Stored records
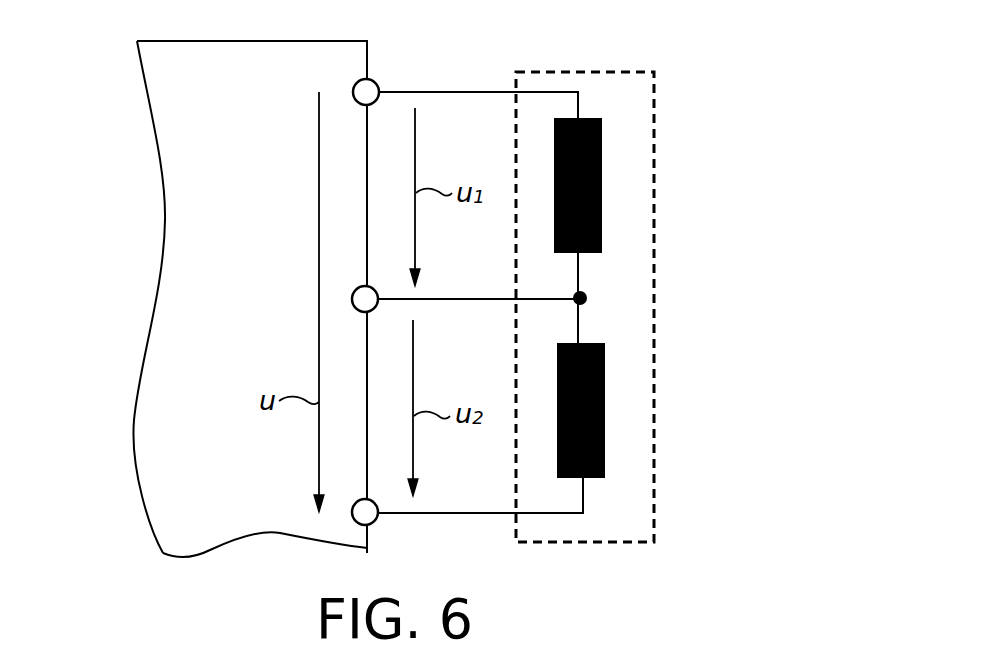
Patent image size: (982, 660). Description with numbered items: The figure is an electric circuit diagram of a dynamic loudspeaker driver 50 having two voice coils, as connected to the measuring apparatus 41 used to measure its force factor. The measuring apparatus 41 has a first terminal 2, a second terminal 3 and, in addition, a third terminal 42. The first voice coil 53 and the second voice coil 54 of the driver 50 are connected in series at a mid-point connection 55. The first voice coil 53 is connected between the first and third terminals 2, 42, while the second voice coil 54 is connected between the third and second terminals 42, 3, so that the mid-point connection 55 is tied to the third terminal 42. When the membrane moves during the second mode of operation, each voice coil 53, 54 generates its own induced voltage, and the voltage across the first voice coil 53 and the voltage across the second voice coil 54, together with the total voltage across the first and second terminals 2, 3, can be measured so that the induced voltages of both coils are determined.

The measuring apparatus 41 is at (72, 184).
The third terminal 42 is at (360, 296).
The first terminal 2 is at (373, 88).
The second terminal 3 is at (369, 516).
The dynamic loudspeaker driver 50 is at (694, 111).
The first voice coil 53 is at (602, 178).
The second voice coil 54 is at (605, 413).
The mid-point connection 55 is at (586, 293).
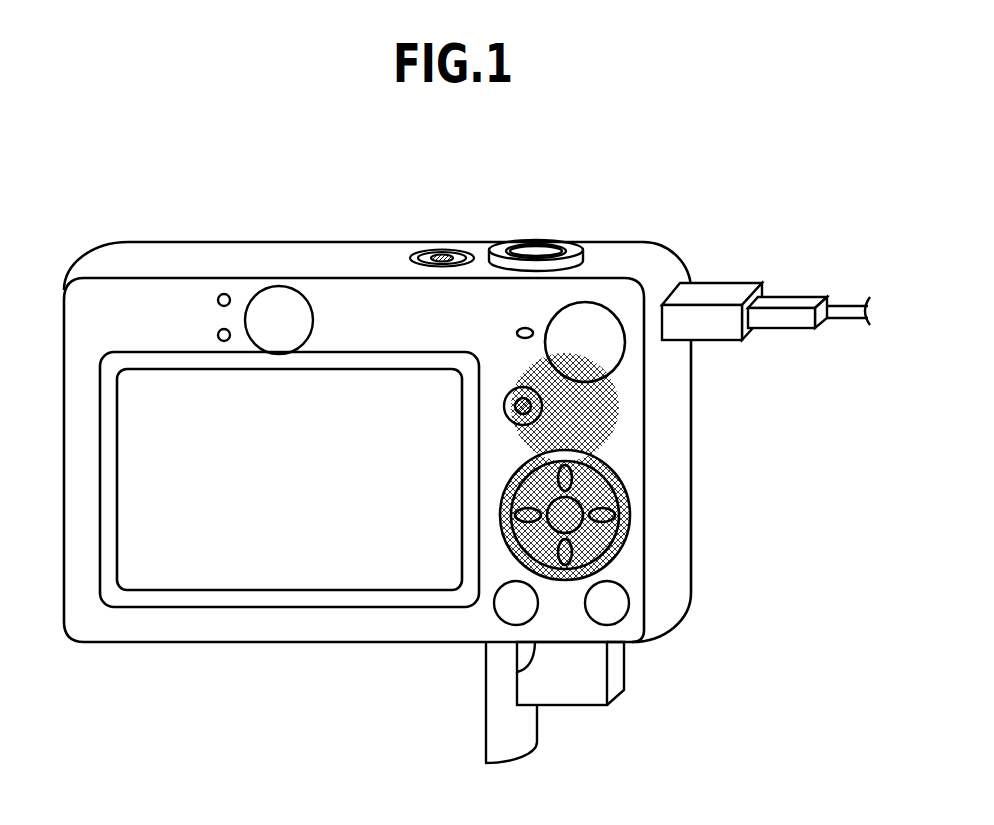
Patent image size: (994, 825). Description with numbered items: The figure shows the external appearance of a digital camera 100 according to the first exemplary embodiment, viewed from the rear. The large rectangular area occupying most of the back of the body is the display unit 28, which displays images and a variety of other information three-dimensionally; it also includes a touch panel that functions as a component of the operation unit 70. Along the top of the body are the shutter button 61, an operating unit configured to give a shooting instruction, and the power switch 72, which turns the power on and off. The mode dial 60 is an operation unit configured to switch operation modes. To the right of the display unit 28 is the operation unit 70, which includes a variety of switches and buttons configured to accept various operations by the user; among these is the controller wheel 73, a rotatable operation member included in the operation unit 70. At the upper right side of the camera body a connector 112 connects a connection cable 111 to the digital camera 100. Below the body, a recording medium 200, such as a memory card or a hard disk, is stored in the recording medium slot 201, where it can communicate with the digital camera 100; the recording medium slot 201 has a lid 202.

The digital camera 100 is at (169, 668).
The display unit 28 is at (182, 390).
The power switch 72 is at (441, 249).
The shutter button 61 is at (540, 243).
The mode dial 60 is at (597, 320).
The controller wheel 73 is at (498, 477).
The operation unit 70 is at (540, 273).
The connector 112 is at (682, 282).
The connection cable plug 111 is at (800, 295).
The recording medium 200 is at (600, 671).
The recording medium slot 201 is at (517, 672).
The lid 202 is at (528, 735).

_Exercise details_. Pull out each line of the records that contains the string "voice" and copy every such line in full.

_Answer to this exercise_.
Patent image size: (982, 660). Description with numbered items: The figure is an electric circuit diagram of a dynamic loudspeaker driver 50 having two voice coils, as connected to the measuring apparatus 41 used to measure its force factor. The measuring apparatus 41 has a first terminal 2, a second terminal 3 and, in addition, a third terminal 42. The first voice coil 53 and the second voice coil 54 of the driver 50 are connected in series at a mid-point connection 55. The first voice coil 53 is connected between the first and third terminals 2, 42, while the second voice coil 54 is connected between the third and second terminals 42, 3, so that the mid-point connection 55 is tied to the third terminal 42. When the membrane moves during the second mode of operation, each voice coil 53, 54 generates its own induced voltage, and the voltage across the first voice coil 53 and the voltage across the second voice coil 54, together with the total voltage across the first and second terminals 2, 3, can be measured so that the induced voltages of both coils are determined.
The first voice coil 53 is at (602, 178).
The second voice coil 54 is at (605, 413).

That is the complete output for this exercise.